**PROBLEM TO SOLVE:**
Filter the lines below, copying only those with the string "vagy".

**GIVEN INFORMATION:**
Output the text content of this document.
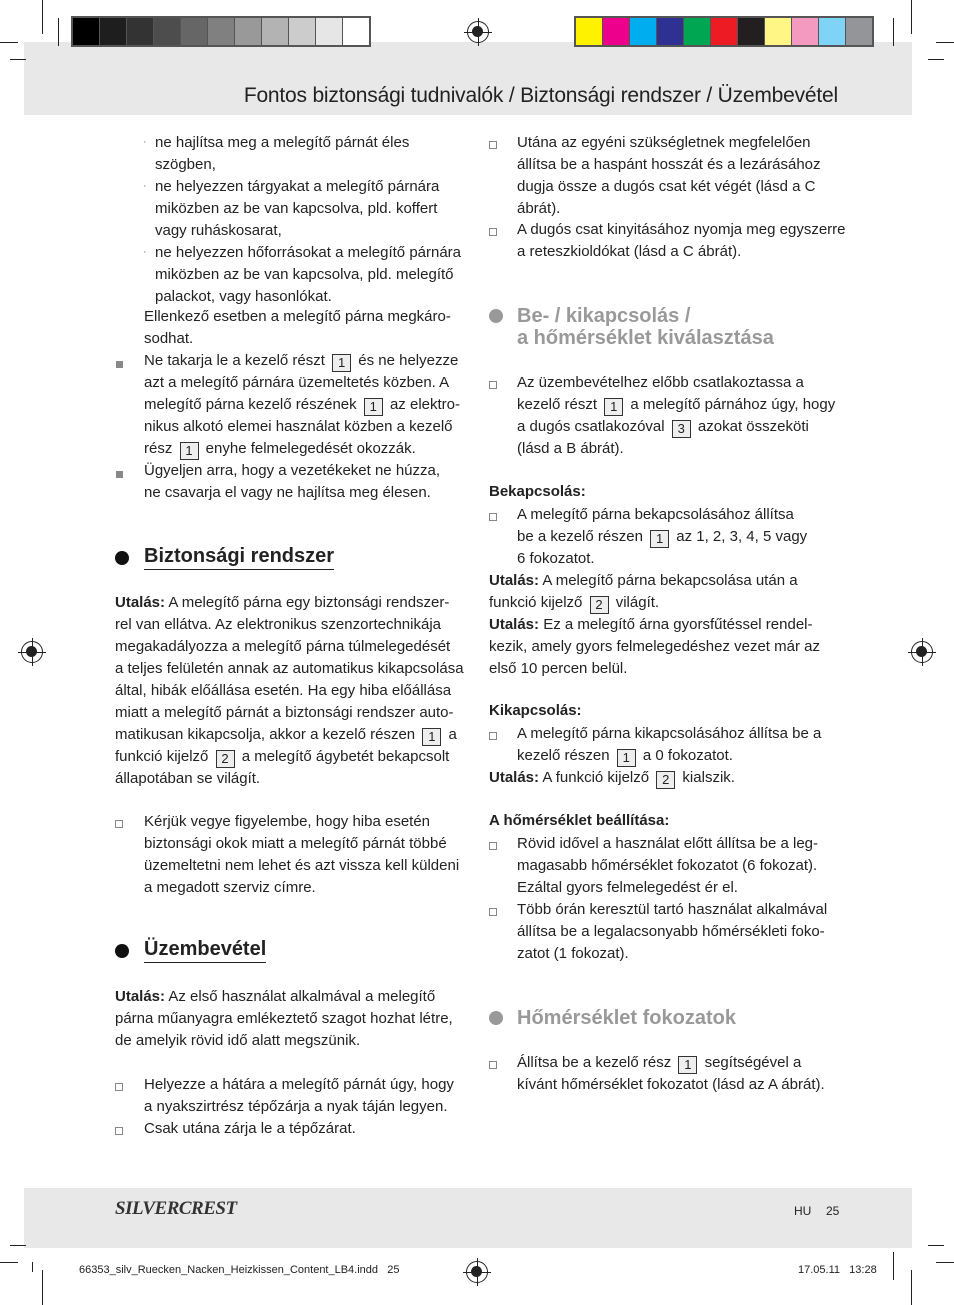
Fontos biztonsági tudnivalók / Biztonsági rendszer / Üzembevétel
· ne hajlítsa meg a melegítő párnát éles
szögben,
· ne helyezzen tárgyakat a melegítő párnára
miközben az be van kapcsolva, pld. koffert
vagy ruháskosarat,
· ne helyezzen hőforrásokat a melegítő párnára
miközben az be van kapcsolva, pld. melegítő
palackot, vagy hasonlókat.
Ellenkező esetben a melegítő párna megkáro-
sodhat.
Ne takarja le a kezelő részt 1 és ne helyezze
azt a melegítő párnára üzemeltetés közben. A
melegítő párna kezelő részének 1 az elektro-
nikus alkotó elemei használat közben a kezelő
rész 1 enyhe felmelegedését okozzák.
Ügyeljen arra, hogy a vezetékeket ne húzza,
ne csavarja el vagy ne hajlítsa meg élesen.
Biztonsági rendszer
Utalás: A melegítő párna egy biztonsági rendszer-
rel van ellátva. Az elektronikus szenzortechnikája
megakadályozza a melegítő párna túlmelegedését
a teljes felületén annak az automatikus kikapcsolása
által, hibák előállása esetén. Ha egy hiba előállása
miatt a melegítő párnát a biztonsági rendszer auto-
matikusan kikapcsolja, akkor a kezelő részen 1 a
funkció kijelző 2 a melegítő ágybetét bekapcsolt
állapotában se világít.
Kérjük vegye figyelembe, hogy hiba esetén
biztonsági okok miatt a melegítő párnát többé
üzemeltetni nem lehet és azt vissza kell küldeni
a megadott szerviz címre.
Üzembevétel
Utalás: Az első használat alkalmával a melegítő
párna műanyagra emlékeztető szagot hozhat létre,
de amelyik rövid idő alatt megszünik.
Helyezze a hátára a melegítő párnát úgy, hogy
a nyakszirtrész tépőzárja a nyak táján legyen.
Csak utána zárja le a tépőzárat.
Utána az egyéni szükségletnek megfelelően
állítsa be a haspánt hosszát és a lezárásához
dugja össze a dugós csat két végét (lásd a C
ábrát).
A dugós csat kinyitásához nyomja meg egyszerre
a reteszkioldókat (lásd a C ábrát).
Be- / kikapcsolás /
a hőmérséklet kiválasztása
Az üzembevételhez előbb csatlakoztassa a
kezelő részt 1 a melegítő párnához úgy, hogy
a dugós csatlakozóval 3 azokat összeköti
(lásd a B ábrát).
Bekapcsolás:
A melegítő párna bekapcsolásához állítsa
be a kezelő részen 1 az 1, 2, 3, 4, 5 vagy
6 fokozatot.
Utalás: A melegítő párna bekapcsolása után a
funkció kijelző 2 világít.
Utalás: Ez a melegítő árna gyorsfűtéssel rendel-
kezik, amely gyors felmelegedéshez vezet már az
első 10 percen belül.
Kikapcsolás:
A melegítő párna kikapcsolásához állítsa be a
kezelő részen 1 a 0 fokozatot.
Utalás: A funkció kijelző 2 kialszik.
A hőmérséklet beállítása:
Rövid idővel a használat előtt állítsa be a leg-
magasabb hőmérséklet fokozatot (6 fokozat).
Ezáltal gyors felmelegedést ér el.
Több órán keresztül tartó használat alkalmával
állítsa be a legalacsonyabb hőmérsékleti foko-
zatot (1 fokozat).
Hőmérséklet fokozatok
Állítsa be a kezelő rész 1 segítségével a
kívánt hőmérséklet fokozatot (lásd az A ábrát).
SILVERCREST	HU 25
66353_silv_Ruecken_Nacken_Heizkissen_Content_LB4.indd   25	17.05.11   13:28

**FULL RESPONSE:**
vagy ruháskosarat,
palackot, vagy hasonlókat.
ne csavarja el vagy ne hajlítsa meg élesen.
be a kezelő részen 1 az 1, 2, 3, 4, 5 vagy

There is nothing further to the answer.